» **What you will do**
Using the records provided below, locate and copy each line that contains the word "Dollar".

##### Data

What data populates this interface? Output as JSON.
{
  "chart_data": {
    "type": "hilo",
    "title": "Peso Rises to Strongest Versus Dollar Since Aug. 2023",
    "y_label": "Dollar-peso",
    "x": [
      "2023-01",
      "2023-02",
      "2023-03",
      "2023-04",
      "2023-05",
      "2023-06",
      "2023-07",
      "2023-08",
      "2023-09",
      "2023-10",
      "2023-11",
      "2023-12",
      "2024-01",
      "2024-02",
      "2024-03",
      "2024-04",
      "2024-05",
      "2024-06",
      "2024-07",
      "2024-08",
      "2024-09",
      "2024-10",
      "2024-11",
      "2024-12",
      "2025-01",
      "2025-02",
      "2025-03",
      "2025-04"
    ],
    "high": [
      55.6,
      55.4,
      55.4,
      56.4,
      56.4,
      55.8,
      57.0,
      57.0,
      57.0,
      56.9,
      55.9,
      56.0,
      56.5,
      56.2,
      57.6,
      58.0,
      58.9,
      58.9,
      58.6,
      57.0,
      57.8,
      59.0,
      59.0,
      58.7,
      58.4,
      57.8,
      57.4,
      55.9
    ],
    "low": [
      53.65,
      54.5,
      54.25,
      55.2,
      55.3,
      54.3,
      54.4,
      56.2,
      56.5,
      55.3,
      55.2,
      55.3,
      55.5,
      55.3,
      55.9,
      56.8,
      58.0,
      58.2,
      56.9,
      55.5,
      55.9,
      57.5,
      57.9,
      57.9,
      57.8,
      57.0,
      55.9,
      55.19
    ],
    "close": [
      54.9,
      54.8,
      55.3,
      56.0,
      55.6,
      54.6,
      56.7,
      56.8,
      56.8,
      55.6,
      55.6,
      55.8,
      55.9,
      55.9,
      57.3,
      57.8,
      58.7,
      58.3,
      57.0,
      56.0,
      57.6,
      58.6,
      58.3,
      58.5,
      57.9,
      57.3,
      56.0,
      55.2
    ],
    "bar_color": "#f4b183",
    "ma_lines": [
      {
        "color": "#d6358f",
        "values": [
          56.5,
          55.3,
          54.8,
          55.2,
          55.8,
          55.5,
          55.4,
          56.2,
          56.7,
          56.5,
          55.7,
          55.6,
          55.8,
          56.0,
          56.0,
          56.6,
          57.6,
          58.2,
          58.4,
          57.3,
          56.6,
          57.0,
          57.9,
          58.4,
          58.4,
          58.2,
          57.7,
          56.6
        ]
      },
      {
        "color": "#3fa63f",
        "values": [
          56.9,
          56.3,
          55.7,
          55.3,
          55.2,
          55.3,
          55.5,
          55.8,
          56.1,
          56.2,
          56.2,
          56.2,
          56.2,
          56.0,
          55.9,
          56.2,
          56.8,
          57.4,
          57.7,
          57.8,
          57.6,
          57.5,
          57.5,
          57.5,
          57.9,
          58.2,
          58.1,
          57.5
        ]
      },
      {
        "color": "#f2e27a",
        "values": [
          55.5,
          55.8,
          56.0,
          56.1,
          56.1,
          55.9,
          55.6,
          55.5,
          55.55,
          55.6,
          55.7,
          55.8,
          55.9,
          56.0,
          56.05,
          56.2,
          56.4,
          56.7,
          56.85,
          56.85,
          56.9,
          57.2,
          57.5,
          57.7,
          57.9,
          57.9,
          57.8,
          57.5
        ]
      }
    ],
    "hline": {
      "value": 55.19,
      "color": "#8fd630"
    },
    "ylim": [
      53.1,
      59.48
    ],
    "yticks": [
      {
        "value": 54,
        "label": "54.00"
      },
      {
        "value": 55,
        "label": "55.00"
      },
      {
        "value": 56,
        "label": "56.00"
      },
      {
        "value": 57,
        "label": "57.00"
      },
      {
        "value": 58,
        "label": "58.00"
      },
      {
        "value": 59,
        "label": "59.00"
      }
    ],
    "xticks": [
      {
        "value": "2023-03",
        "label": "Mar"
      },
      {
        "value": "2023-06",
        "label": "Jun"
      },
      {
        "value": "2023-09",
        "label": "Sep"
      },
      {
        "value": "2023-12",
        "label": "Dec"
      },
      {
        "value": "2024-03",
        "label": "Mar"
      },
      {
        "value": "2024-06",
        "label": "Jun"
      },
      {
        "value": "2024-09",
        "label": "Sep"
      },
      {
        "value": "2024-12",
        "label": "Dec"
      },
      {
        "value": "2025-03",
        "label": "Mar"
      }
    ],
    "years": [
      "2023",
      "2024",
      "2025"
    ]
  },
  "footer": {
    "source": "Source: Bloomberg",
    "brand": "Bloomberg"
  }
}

##########

» **Task response**
    "title": "Peso Rises to Strongest Versus Dollar Since Aug. 2023",
    "y_label": "Dollar-peso",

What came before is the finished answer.